> THE TASK
Filter these entries, keeping only lines that hold the word "Dashboard".

::: DATA FOR THE TASK :::

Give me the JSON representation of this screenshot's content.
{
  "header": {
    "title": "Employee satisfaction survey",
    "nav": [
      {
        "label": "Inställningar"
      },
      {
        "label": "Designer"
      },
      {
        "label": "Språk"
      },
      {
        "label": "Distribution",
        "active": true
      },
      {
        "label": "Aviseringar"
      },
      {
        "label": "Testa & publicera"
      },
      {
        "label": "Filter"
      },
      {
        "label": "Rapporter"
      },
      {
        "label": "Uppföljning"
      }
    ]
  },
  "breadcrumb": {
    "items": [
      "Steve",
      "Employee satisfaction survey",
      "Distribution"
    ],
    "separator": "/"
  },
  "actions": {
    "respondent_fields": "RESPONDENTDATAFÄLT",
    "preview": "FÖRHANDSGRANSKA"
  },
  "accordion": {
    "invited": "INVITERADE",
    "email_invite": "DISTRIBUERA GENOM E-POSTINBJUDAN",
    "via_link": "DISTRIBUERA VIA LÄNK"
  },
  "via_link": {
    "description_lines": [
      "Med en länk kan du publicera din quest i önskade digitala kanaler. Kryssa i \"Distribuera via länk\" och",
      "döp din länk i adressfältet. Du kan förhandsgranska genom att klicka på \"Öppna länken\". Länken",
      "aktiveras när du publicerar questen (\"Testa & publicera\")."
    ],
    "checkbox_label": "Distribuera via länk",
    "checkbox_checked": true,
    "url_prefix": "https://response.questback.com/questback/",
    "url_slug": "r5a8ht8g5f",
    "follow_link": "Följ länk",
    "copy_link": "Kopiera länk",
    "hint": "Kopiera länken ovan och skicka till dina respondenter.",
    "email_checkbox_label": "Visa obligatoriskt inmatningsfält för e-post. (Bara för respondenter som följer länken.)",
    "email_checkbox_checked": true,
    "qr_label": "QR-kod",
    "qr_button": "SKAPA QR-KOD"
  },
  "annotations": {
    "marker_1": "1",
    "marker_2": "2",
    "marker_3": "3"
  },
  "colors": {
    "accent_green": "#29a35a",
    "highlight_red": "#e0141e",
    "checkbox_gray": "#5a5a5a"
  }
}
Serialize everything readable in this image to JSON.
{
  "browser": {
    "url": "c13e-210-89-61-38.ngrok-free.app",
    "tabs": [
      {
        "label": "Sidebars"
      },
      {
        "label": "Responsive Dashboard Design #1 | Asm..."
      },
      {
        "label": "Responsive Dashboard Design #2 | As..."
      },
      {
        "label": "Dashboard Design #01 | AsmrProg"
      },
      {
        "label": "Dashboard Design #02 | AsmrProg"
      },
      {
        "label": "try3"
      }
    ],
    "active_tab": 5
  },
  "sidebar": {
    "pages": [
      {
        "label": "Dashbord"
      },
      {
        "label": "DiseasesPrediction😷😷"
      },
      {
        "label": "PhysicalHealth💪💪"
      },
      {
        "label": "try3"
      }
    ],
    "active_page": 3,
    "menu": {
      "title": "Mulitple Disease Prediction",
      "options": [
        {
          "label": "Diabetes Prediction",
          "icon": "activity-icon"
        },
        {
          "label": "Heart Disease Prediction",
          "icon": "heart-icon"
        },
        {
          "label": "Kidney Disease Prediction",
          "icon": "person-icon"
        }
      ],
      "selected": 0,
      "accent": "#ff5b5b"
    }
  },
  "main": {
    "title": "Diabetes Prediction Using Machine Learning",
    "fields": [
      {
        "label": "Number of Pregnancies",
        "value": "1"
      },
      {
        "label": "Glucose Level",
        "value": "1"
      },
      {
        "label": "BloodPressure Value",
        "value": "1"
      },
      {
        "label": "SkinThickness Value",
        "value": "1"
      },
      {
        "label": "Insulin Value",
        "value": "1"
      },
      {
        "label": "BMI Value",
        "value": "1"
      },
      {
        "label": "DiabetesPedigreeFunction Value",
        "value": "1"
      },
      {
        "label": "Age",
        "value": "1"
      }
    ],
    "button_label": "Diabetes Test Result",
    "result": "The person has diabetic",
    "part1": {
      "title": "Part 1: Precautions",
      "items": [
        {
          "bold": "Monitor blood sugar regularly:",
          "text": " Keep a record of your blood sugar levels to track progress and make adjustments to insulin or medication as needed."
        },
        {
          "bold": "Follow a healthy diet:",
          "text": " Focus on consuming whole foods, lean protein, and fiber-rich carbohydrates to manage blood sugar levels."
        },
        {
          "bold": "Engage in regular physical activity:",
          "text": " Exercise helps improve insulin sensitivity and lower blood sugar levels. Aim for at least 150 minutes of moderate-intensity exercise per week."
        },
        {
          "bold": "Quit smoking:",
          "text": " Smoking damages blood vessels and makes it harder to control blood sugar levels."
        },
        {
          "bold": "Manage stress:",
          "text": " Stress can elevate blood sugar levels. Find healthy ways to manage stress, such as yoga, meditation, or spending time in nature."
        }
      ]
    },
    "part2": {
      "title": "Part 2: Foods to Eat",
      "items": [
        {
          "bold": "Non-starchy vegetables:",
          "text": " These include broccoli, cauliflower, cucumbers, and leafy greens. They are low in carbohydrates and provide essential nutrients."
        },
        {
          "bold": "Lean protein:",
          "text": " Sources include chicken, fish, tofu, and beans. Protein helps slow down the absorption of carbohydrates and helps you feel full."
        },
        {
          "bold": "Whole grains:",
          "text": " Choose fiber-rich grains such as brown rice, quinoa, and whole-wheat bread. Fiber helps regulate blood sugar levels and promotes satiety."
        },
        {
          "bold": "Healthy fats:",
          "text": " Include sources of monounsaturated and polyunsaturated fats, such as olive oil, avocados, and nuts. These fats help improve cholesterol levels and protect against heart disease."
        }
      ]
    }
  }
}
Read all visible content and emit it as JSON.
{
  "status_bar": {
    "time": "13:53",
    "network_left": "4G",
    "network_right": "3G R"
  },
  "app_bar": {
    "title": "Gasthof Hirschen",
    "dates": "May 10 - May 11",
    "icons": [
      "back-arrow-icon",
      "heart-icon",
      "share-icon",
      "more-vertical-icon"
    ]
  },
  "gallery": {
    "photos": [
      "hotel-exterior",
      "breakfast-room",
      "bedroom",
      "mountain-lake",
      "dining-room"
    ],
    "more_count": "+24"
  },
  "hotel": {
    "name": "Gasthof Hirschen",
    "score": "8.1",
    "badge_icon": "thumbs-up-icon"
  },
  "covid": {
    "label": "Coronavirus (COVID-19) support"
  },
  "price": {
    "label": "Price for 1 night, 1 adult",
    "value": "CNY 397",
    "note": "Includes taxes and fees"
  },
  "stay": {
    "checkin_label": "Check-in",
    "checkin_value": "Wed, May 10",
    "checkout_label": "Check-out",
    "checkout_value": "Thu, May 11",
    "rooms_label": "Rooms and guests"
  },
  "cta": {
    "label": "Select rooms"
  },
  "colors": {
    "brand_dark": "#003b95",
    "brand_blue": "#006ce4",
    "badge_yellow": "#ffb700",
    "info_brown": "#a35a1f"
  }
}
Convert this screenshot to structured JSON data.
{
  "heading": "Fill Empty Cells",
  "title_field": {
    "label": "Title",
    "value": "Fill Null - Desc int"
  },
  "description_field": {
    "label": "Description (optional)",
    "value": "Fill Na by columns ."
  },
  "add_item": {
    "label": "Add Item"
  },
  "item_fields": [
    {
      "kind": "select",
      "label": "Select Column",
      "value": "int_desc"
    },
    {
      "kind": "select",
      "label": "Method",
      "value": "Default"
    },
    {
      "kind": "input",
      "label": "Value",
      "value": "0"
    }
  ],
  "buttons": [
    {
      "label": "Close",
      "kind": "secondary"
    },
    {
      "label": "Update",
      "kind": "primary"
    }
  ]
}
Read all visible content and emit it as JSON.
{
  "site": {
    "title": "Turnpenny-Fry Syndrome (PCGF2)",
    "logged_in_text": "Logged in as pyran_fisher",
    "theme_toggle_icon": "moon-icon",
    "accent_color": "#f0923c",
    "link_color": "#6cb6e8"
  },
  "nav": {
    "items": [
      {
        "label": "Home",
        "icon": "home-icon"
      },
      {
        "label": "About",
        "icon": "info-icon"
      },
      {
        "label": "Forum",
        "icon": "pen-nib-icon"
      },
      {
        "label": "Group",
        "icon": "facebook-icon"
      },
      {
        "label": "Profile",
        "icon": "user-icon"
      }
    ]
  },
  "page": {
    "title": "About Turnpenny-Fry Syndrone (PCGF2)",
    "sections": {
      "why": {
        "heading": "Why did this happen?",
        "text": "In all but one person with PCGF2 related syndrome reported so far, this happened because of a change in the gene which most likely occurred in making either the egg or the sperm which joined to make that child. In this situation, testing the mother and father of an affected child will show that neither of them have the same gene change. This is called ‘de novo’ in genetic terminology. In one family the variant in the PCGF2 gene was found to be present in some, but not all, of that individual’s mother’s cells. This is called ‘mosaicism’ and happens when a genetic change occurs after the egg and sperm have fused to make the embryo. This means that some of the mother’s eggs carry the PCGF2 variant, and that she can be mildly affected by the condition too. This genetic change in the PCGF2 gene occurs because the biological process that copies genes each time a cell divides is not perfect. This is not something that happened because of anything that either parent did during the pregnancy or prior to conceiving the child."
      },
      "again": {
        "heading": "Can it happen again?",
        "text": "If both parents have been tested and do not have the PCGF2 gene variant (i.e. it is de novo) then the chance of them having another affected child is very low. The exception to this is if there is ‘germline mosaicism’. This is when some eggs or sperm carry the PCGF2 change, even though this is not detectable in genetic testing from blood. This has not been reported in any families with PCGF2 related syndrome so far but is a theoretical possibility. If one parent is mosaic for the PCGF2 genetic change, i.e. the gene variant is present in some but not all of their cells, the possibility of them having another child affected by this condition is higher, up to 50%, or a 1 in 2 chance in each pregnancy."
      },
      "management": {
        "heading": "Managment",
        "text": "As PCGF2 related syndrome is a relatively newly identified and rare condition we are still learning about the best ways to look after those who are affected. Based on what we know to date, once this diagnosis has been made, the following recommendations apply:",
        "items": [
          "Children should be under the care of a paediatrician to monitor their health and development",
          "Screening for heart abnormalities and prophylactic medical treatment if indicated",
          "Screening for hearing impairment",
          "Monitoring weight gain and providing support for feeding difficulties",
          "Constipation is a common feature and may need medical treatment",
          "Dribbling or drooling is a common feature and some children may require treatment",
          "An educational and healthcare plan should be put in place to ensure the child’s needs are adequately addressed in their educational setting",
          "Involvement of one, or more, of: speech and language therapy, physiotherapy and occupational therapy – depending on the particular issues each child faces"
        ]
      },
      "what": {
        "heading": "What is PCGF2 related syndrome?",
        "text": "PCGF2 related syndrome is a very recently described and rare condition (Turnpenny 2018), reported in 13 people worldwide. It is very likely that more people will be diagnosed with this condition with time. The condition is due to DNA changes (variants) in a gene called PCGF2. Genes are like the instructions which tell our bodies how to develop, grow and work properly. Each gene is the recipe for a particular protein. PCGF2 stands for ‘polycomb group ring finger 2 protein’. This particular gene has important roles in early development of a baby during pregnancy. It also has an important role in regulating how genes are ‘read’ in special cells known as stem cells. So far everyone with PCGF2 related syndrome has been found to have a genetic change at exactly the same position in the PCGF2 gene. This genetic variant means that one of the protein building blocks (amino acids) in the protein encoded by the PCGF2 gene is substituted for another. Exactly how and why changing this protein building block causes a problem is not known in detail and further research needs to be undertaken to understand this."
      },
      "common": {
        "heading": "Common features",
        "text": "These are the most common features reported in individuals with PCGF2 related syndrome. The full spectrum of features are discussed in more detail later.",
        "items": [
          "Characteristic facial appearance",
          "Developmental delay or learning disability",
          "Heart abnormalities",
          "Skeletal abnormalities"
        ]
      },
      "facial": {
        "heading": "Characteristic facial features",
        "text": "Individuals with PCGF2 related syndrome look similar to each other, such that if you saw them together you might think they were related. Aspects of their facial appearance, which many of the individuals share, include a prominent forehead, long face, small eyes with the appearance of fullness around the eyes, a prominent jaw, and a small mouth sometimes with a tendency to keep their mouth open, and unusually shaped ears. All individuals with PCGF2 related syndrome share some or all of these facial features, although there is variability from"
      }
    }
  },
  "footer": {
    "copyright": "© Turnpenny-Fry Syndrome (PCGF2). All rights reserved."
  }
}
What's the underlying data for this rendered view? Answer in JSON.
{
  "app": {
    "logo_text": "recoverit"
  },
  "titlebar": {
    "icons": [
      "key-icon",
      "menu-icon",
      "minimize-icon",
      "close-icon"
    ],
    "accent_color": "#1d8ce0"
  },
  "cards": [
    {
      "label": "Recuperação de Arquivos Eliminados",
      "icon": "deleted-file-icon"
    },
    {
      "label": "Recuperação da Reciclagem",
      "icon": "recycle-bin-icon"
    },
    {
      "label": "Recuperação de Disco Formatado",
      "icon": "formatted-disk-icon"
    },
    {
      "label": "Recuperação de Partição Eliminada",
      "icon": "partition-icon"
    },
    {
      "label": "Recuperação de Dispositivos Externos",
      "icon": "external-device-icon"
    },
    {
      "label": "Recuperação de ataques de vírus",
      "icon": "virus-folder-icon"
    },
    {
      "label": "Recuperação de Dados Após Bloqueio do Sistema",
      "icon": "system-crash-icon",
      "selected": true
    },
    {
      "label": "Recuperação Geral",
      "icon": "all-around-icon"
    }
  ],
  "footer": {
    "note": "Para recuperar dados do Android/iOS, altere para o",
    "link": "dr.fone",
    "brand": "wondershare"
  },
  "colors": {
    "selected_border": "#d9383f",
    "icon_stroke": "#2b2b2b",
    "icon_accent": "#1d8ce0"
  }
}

:::

> EXPECTED OUTPUT
        "label": "Responsive Dashboard Design #1 | Asm..."
        "label": "Responsive Dashboard Design #2 | As..."
        "label": "Dashboard Design #01 | AsmrProg"
        "label": "Dashboard Design #02 | AsmrProg"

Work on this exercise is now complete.